I was driving home from dinner out last night and had the radio on the Michael Savage show. I don’t listen to Michael Savage often but last night he was talking about how he got started in his career in radio and some of the other jobs he had held. Anything career-related usually grabs my attention so I turned up the volume to see what he had to say.
One of the jobs he discussed was the one time he worked in a traditional corporate job. I don’t know if you could even classify it as a job. He had been a consultant to a large multi-national firm and they made him an offer to come on permanently. Evidently, it was an offer too good to pass up so he took it. The job involved a relocation to the opposite coast and about a half million dollars in stock options. It sounded like he had negotiated a pretty good package to me.
He said the first day at the job in his new position, a young twenty-something fellow who had been considered a “coworker” when Savage was a consultant (and who happened to be the son of the CEO) was put as Savage’s direct supervisor when the job became a permanent position. The young man called Savage into his office that first morning and told him that as long as Savage did what the young man said, they would have no problems. Savage quit on the spot because he refused to be talked down to by someone with less experience but more political pull. He sacrificed $500K in stock options not to mention a great salary/relo package because of a co-worker.

Excerpted data:

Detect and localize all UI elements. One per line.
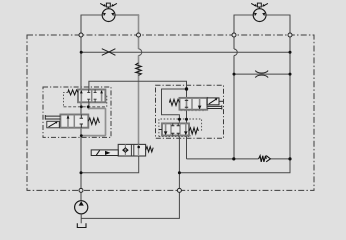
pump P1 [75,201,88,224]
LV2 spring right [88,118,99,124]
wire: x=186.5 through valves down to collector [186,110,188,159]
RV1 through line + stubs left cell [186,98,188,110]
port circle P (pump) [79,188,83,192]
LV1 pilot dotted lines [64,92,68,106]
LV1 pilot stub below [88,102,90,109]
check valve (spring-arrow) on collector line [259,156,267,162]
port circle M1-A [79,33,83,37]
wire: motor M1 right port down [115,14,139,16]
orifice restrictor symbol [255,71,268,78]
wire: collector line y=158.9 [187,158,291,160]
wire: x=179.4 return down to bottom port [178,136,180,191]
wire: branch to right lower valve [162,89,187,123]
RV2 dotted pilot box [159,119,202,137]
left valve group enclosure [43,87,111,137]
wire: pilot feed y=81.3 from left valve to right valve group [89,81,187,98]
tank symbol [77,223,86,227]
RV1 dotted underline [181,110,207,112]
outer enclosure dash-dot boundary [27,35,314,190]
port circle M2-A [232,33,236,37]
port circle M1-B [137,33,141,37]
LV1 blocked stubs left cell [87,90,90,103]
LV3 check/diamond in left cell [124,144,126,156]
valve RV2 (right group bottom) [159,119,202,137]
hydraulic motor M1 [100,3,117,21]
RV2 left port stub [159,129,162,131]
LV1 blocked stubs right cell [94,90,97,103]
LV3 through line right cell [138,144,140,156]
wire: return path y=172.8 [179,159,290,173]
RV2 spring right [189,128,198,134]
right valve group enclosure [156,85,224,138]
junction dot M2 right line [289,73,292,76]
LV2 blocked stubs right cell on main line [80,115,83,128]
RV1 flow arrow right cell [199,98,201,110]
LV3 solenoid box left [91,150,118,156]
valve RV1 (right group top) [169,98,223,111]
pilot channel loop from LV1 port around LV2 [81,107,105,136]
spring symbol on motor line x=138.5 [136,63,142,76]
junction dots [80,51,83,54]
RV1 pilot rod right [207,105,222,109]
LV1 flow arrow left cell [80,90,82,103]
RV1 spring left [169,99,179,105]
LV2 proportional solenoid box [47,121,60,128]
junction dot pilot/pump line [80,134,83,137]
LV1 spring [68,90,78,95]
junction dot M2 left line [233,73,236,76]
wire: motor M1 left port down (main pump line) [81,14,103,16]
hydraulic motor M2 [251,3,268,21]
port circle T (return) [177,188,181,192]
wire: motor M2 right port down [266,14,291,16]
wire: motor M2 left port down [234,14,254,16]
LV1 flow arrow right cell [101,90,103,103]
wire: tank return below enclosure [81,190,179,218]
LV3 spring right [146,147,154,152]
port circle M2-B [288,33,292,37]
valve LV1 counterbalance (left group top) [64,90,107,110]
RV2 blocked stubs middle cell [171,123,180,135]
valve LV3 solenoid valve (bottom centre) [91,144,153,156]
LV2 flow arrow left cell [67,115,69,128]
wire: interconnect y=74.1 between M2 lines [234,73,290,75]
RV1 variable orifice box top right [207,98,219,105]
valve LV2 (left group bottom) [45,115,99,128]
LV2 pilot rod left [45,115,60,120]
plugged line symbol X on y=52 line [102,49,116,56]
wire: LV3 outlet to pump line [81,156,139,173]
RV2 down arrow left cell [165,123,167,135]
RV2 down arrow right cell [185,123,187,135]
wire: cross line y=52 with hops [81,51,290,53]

---

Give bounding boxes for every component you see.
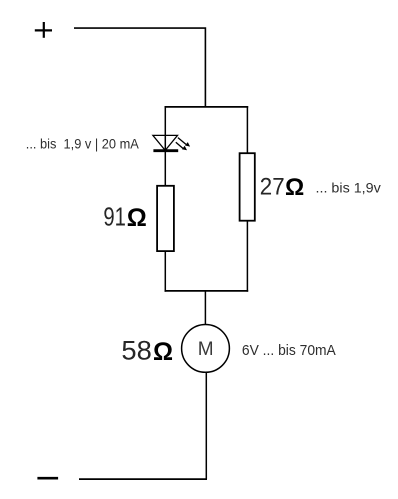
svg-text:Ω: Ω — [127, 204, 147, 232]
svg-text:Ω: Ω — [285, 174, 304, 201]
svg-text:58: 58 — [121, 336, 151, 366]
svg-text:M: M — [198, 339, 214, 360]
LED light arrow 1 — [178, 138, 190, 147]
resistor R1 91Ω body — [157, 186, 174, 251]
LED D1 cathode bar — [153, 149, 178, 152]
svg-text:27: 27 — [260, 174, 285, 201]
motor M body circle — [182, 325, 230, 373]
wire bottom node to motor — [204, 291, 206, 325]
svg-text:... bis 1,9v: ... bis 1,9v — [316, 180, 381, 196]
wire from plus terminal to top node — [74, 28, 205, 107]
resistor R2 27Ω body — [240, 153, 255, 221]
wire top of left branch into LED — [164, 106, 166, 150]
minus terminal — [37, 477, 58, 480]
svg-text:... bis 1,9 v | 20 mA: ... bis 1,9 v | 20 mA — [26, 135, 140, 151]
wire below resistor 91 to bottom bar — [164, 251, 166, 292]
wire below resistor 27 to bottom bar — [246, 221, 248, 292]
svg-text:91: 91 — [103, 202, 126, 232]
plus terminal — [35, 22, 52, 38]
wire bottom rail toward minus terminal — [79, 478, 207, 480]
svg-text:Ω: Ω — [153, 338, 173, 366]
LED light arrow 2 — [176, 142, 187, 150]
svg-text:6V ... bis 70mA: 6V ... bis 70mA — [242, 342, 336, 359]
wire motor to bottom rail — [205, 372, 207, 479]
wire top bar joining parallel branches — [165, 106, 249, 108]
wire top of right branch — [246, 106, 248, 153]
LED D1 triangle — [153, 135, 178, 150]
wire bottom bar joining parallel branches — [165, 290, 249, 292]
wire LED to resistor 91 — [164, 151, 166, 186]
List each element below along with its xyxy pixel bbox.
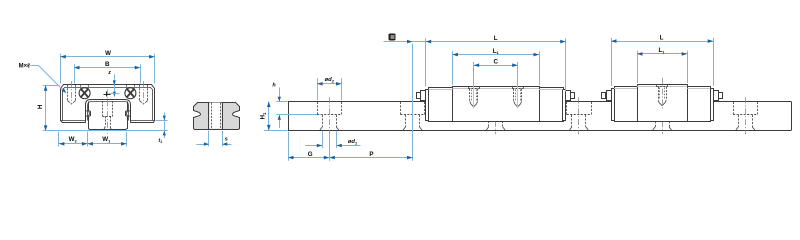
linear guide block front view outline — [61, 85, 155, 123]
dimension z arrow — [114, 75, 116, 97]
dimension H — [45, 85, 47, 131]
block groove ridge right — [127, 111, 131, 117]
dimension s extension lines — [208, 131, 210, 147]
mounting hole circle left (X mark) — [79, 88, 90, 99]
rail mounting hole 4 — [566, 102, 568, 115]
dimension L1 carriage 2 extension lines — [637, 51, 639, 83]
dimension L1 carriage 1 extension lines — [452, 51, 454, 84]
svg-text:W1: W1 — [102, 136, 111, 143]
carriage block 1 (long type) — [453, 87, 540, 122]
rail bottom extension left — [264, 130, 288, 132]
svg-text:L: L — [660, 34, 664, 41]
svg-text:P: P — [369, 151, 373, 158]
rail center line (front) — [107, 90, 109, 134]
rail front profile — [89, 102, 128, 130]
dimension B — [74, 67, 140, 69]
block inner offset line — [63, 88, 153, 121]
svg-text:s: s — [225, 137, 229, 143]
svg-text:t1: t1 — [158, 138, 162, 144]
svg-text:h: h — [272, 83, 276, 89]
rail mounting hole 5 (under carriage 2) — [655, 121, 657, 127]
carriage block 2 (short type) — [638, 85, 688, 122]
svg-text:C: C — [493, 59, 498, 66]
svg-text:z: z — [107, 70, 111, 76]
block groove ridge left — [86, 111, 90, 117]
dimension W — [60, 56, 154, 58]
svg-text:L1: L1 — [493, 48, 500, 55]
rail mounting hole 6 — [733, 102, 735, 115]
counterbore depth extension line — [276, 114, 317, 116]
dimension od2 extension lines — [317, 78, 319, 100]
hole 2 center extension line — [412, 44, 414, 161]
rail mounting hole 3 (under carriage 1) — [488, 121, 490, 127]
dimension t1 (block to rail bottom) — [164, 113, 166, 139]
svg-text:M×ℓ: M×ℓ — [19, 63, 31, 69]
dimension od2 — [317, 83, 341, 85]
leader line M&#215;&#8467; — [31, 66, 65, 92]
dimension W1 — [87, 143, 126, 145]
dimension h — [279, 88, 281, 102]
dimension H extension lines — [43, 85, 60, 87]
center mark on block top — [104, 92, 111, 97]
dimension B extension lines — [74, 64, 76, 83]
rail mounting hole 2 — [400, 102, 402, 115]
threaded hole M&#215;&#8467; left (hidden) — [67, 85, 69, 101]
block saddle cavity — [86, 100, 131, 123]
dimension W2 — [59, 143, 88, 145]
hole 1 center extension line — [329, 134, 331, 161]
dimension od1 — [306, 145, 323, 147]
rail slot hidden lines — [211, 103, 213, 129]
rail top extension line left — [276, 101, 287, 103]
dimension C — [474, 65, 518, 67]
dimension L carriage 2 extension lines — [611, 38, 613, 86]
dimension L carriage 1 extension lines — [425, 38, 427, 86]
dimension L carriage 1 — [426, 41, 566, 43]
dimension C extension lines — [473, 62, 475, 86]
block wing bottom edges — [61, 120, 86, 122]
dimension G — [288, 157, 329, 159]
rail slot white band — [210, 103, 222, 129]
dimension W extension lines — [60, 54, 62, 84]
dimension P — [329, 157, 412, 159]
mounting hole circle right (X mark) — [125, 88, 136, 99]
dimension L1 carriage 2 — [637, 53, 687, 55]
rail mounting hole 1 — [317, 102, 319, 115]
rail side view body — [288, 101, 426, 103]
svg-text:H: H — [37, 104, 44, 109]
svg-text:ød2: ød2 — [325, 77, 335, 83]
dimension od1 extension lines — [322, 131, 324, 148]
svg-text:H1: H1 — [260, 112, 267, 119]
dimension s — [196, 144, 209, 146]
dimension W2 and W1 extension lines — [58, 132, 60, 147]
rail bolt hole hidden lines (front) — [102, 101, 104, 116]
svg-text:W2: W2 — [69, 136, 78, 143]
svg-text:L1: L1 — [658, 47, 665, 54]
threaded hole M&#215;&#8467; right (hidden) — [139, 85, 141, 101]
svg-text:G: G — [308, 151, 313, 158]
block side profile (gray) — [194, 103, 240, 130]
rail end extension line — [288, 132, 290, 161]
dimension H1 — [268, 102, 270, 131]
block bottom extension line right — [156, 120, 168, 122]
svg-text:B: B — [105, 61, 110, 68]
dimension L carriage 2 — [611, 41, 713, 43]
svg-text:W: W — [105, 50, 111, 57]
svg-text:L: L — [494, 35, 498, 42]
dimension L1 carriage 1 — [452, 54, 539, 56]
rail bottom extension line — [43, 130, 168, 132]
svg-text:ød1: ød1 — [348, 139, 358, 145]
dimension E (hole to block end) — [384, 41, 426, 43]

Description of the task:
In the piece about Michael Savage, why did he quit his corporate job on the first day? Answer in one to three sentences. The records are separate material and have no connection to the piece about Michael Savage.

Expected output:
He quit because he refused to be talked down to by someone with less experience but more political pull. That person was his new supervisor, a young former coworker who was the CEO's son. That morning, the supervisor told him they would have no problems as long as Savage did what he said.